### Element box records
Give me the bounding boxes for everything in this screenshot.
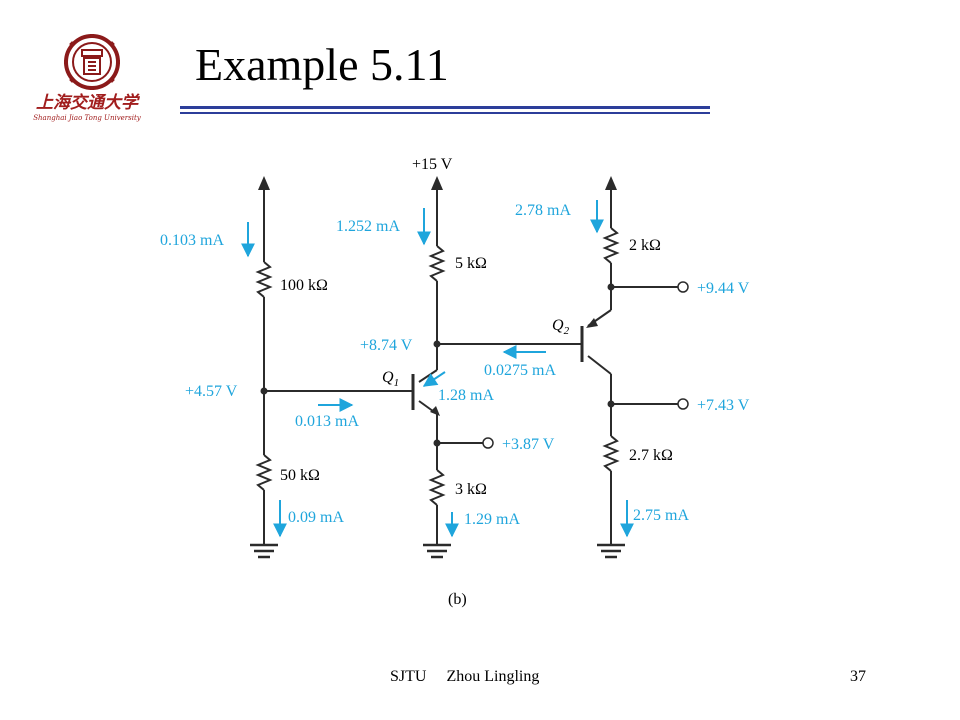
output-terminals [482, 281, 689, 449]
current-i-2k: 2.78 mA [515, 202, 571, 219]
label-r2-7k: 2.7 kΩ [629, 447, 673, 464]
node-emitter-q1 [433, 439, 441, 447]
q2-collector-lead [587, 355, 612, 375]
ground-right [597, 543, 625, 559]
university-logo: 上海交通大学 Shanghai Jiao Tong University [33, 34, 142, 122]
supply-arrows [258, 176, 617, 190]
node-collector-q1 [433, 340, 441, 348]
logo-chinese-name: 上海交通大学 [36, 93, 141, 113]
ground-symbols [250, 543, 625, 559]
arrow-i-emitter-q1 [422, 371, 446, 387]
terminal-collector-q2 [677, 398, 689, 410]
label-r2k: 2 kΩ [629, 237, 661, 254]
voltage-emitter-q2: +9.44 V [697, 280, 750, 297]
current-i-2-7k: 2.75 mA [633, 507, 689, 524]
current-i-base-q1: 0.013 mA [295, 413, 359, 430]
q1-emitter-arrow [430, 406, 440, 416]
voltage-base-q1: +4.57 V [185, 383, 238, 400]
terminal-emitter-q1 [482, 437, 494, 449]
footer-page-number: 37 [850, 668, 866, 685]
resistor-2-7k [602, 435, 620, 472]
footer-author: SJTU Zhou Lingling [390, 668, 540, 685]
label-q2: Q2 [552, 317, 570, 337]
current-arrows [241, 200, 634, 538]
voltage-collector-q2: +7.43 V [697, 397, 750, 414]
label-q1: Q1 [382, 369, 399, 389]
resistor-5k [428, 245, 446, 282]
node-base-q1 [260, 387, 268, 395]
supply-arrow-right [605, 176, 617, 190]
supply-arrow-mid [431, 176, 443, 190]
label-r100k: 100 kΩ [280, 277, 328, 294]
label-r50k: 50 kΩ [280, 467, 320, 484]
label-supply: +15 V [412, 156, 453, 173]
resistor-2k [602, 227, 620, 264]
label-r5k: 5 kΩ [455, 255, 487, 272]
ground-left [250, 543, 278, 559]
current-i-3k: 1.29 mA [464, 511, 520, 528]
voltage-emitter-q1: +3.87 V [502, 436, 555, 453]
figure-caption: (b) [448, 591, 467, 608]
title-underline-thick [180, 106, 710, 109]
ground-mid [423, 543, 451, 559]
voltage-collector-q1: +8.74 V [360, 337, 413, 354]
terminal-emitter-q2 [677, 281, 689, 293]
resistor-3k [428, 469, 446, 506]
label-r3k: 3 kΩ [455, 481, 487, 498]
logo-english-name: Shanghai Jiao Tong University [33, 114, 142, 122]
current-i-base-q2: 0.0275 mA [484, 362, 556, 379]
node-collector-q2 [607, 400, 615, 408]
resistor-100k [255, 261, 273, 298]
slide-title: Example 5.11 [195, 39, 449, 90]
current-i-emitter-q1: 1.28 mA [438, 387, 494, 404]
resistor-50k [255, 454, 273, 491]
supply-arrow-left [258, 176, 270, 190]
current-i-100k: 0.103 mA [160, 232, 224, 249]
title-underline-thin [180, 112, 710, 114]
current-i-5k: 1.252 mA [336, 218, 400, 235]
q2-emitter-arrow [586, 318, 598, 328]
node-emitter-q2 [607, 283, 615, 291]
current-i-50k: 0.09 mA [288, 509, 344, 526]
junction-dots [260, 283, 615, 447]
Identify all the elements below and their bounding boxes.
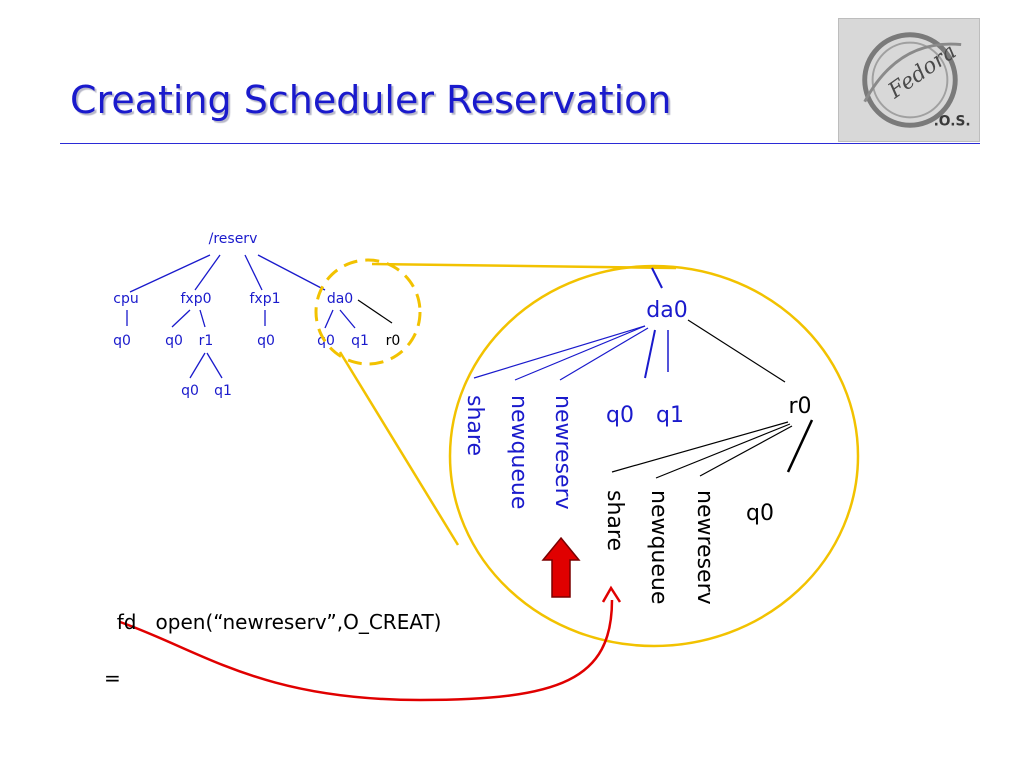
tree-root-label: /reserv — [209, 231, 258, 247]
tree-edge — [171, 309, 191, 328]
red-up-arrow — [541, 536, 581, 598]
tree-node-label: q0 — [165, 333, 183, 349]
r0-entry-q0: q0 — [746, 501, 774, 526]
zoom-entry-q1: q1 — [656, 403, 684, 428]
code-line-open: fd open(“newreserv”,O_CREAT) — [116, 610, 442, 634]
zoom-connector-line — [338, 351, 460, 546]
tree-edge — [244, 254, 263, 291]
tree-edge — [687, 319, 786, 383]
zoom-entry-newqueue: newqueue — [506, 395, 531, 509]
tree-edge — [324, 309, 334, 329]
tree-node-label: q1 — [351, 333, 369, 349]
tree-node-label: q1 — [214, 383, 232, 399]
tree-edge — [357, 299, 393, 324]
zoom-entry-q0: q0 — [606, 403, 634, 428]
tree-edge — [206, 352, 223, 379]
zoom-root-label: da0 — [646, 298, 687, 323]
tree-edge — [651, 267, 663, 289]
r0-entry-share: share — [602, 490, 627, 551]
zoom-entry-share: share — [462, 395, 487, 456]
tree-edge — [194, 254, 221, 291]
tree-node-label: q0 — [113, 333, 131, 349]
tree-node-fxp1: fxp1 — [249, 291, 280, 307]
code-line-assign: = — [104, 666, 121, 690]
dashed-highlight-circle — [314, 258, 422, 366]
logo-subtext: .O.S. — [934, 113, 971, 129]
tree-edge — [644, 329, 656, 379]
tree-node-fxp0: fxp0 — [180, 291, 211, 307]
tree-node-label: q0 — [317, 333, 335, 349]
tree-edge — [339, 309, 356, 329]
tree-node-label: q0 — [257, 333, 275, 349]
tree-edge — [129, 254, 211, 293]
tree-node-label: r1 — [199, 333, 214, 349]
title-divider — [60, 143, 980, 144]
tree-node-da0: da0 — [327, 291, 353, 307]
zoom-highlight-circle — [448, 264, 860, 648]
tree-edge — [473, 325, 646, 379]
tree-edge — [199, 309, 206, 328]
tree-edge — [189, 352, 206, 379]
r0-entry-newqueue: newqueue — [646, 490, 671, 604]
red-curved-arrow — [119, 599, 614, 702]
tree-edge — [699, 425, 793, 477]
code-snippet: fd open(“newreserv”,O_CREAT) = — [104, 580, 441, 720]
fedora-os-logo-icon: Fedora .O.S. — [838, 18, 980, 142]
tree-edge — [786, 419, 814, 473]
tree-node-label: r0 — [386, 333, 401, 349]
tree-node-label: q0 — [181, 383, 199, 399]
r0-entry-newreserv: newreserv — [692, 490, 717, 605]
red-curved-arrowhead — [601, 585, 622, 603]
tree-edge — [655, 423, 791, 479]
tree-edge — [559, 327, 649, 381]
slide-title: Creating Scheduler Reservation — [70, 78, 672, 122]
zoom-node-r0: r0 — [788, 394, 811, 419]
tree-edge — [611, 421, 789, 473]
tree-edge — [257, 254, 326, 291]
tree-edge — [514, 325, 646, 381]
zoom-entry-newreserv: newreserv — [550, 395, 575, 510]
tree-node-cpu: cpu — [113, 291, 138, 307]
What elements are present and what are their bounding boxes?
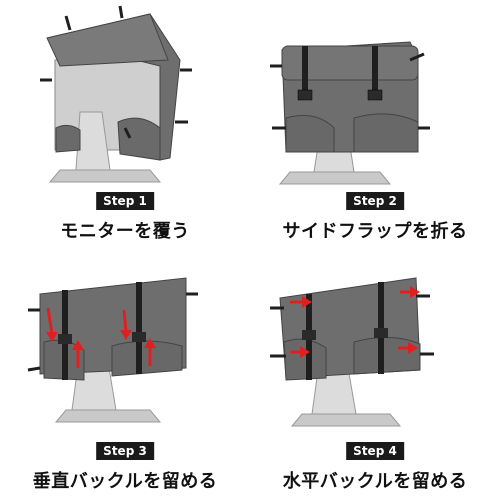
step-2-panel: Step 2 サイドフラップを折る [250,0,500,250]
step-3-panel: Step 3 垂直バックルを留める [0,250,250,500]
horizontal-buckle-icon [270,277,434,427]
step-caption: モニターを覆う [60,221,190,242]
step-badge: Step 1 [96,192,154,210]
step-caption: 水平バックルを留める [282,471,468,492]
step-1-panel: Step 1 モニターを覆う [0,0,250,250]
step-badge: Step 3 [96,442,154,460]
cover-drape-icon [40,5,192,183]
fold-flaps-icon [270,41,430,185]
step-caption: 垂直バックルを留める [32,471,218,492]
step-badge: Step 4 [346,442,404,460]
step-badge: Step 2 [346,192,404,210]
step-caption: サイドフラップを折る [282,221,468,242]
step-4-panel: Step 4 水平バックルを留める [250,250,500,500]
vertical-buckle-icon [27,277,198,423]
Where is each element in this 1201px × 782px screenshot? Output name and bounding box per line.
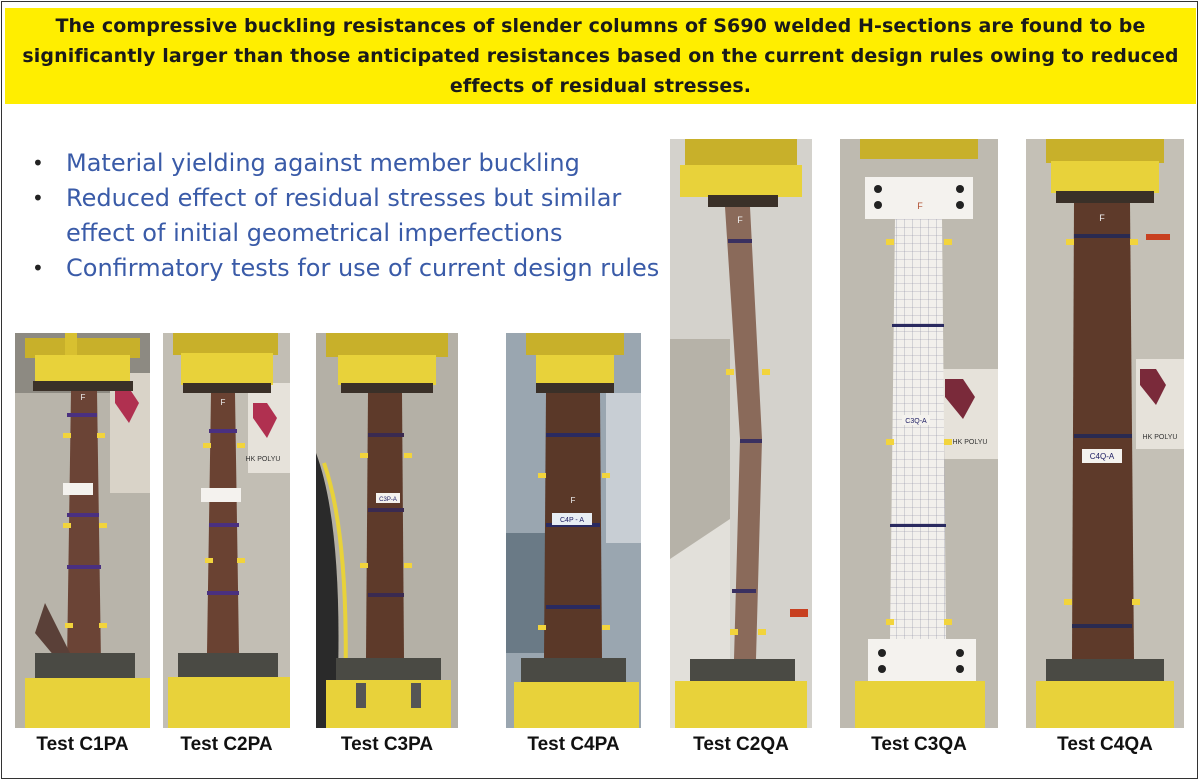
marker-text: F [737, 215, 743, 225]
finding-item: • Material yielding against member buckl… [28, 146, 659, 181]
finding-text: Confirmatory tests for use of current de… [66, 254, 660, 282]
finding-text-continued: effect of initial geometrical imperfecti… [66, 219, 563, 247]
specimen-tag: C3Q-A [905, 418, 927, 425]
column-test-illustration: HK POLYU C3Q-A F [840, 139, 998, 728]
lab-logo-text: HK POLYU [246, 456, 281, 463]
caption-c2pa: Test C2PA [180, 734, 273, 755]
test-photo-c3pa: C3P-A [316, 333, 458, 728]
test-photo-c4qa: HK POLYU C4Q-A F [1026, 139, 1184, 728]
column-test-illustration: F [15, 333, 150, 728]
bullet-icon: • [32, 186, 44, 210]
bullet-icon: • [32, 256, 44, 280]
summary-banner: The compressive buckling resistances of … [5, 8, 1196, 104]
banner-line-1: The compressive buckling resistances of … [55, 15, 1146, 37]
specimen-tag: C4Q-A [1090, 452, 1115, 461]
finding-item: • Confirmatory tests for use of current … [28, 251, 659, 286]
caption-c1pa: Test C1PA [36, 734, 129, 755]
findings-list: • Material yielding against member buckl… [28, 146, 659, 286]
bullet-icon: • [32, 151, 44, 175]
column-test-illustration: HK POLYU F [163, 333, 290, 728]
marker-text: F [221, 398, 226, 407]
lab-logo-text: HK POLYU [953, 439, 988, 446]
marker-text: F [1099, 213, 1105, 223]
column-test-illustration: C3P-A [316, 333, 458, 728]
banner-line-2: significantly larger than those anticipa… [22, 45, 1179, 67]
specimen-tag: C4P - A [560, 517, 584, 524]
caption-c2qa: Test C2QA [693, 734, 789, 755]
finding-item: • Reduced effect of residual stresses bu… [28, 181, 659, 251]
specimen-tag: C3P-A [379, 497, 397, 503]
test-photo-c3qa: HK POLYU C3Q-A F [840, 139, 998, 728]
banner-line-3: effects of residual stresses. [449, 75, 752, 97]
column-test-illustration: F [670, 139, 812, 728]
column-test-illustration: HK POLYU C4Q-A F [1026, 139, 1184, 728]
test-photo-c2pa: HK POLYU F [163, 333, 290, 728]
caption-c4pa: Test C4PA [527, 734, 620, 755]
marker-text: F [571, 496, 576, 505]
test-photo-c2qa: F [670, 139, 812, 728]
finding-text: Material yielding against member bucklin… [66, 149, 580, 177]
lab-logo-text: HK POLYU [1143, 434, 1178, 441]
caption-c4qa: Test C4QA [1057, 734, 1153, 755]
caption-c3pa: Test C3PA [340, 734, 434, 755]
marker-text: F [81, 393, 86, 402]
marker-text: F [917, 201, 923, 211]
finding-text: Reduced effect of residual stresses but … [66, 184, 622, 212]
test-photo-c1pa: F [15, 333, 150, 728]
column-test-illustration: C4P - A F [506, 333, 641, 728]
caption-c3qa: Test C3QA [871, 734, 967, 755]
test-photo-c4pa: C4P - A F [506, 333, 641, 728]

### OBJECTIVE
Please locate each line in the data above that contains the string "badge", and copy those lines out in full.

### COMPLETE RESPONSE
step-badge: Step 1 [96,192,154,210]
step-badge: Step 3 [96,442,154,460]
step-badge: Step 4 [346,442,404,460]
step-badge: Step 2 [346,192,404,210]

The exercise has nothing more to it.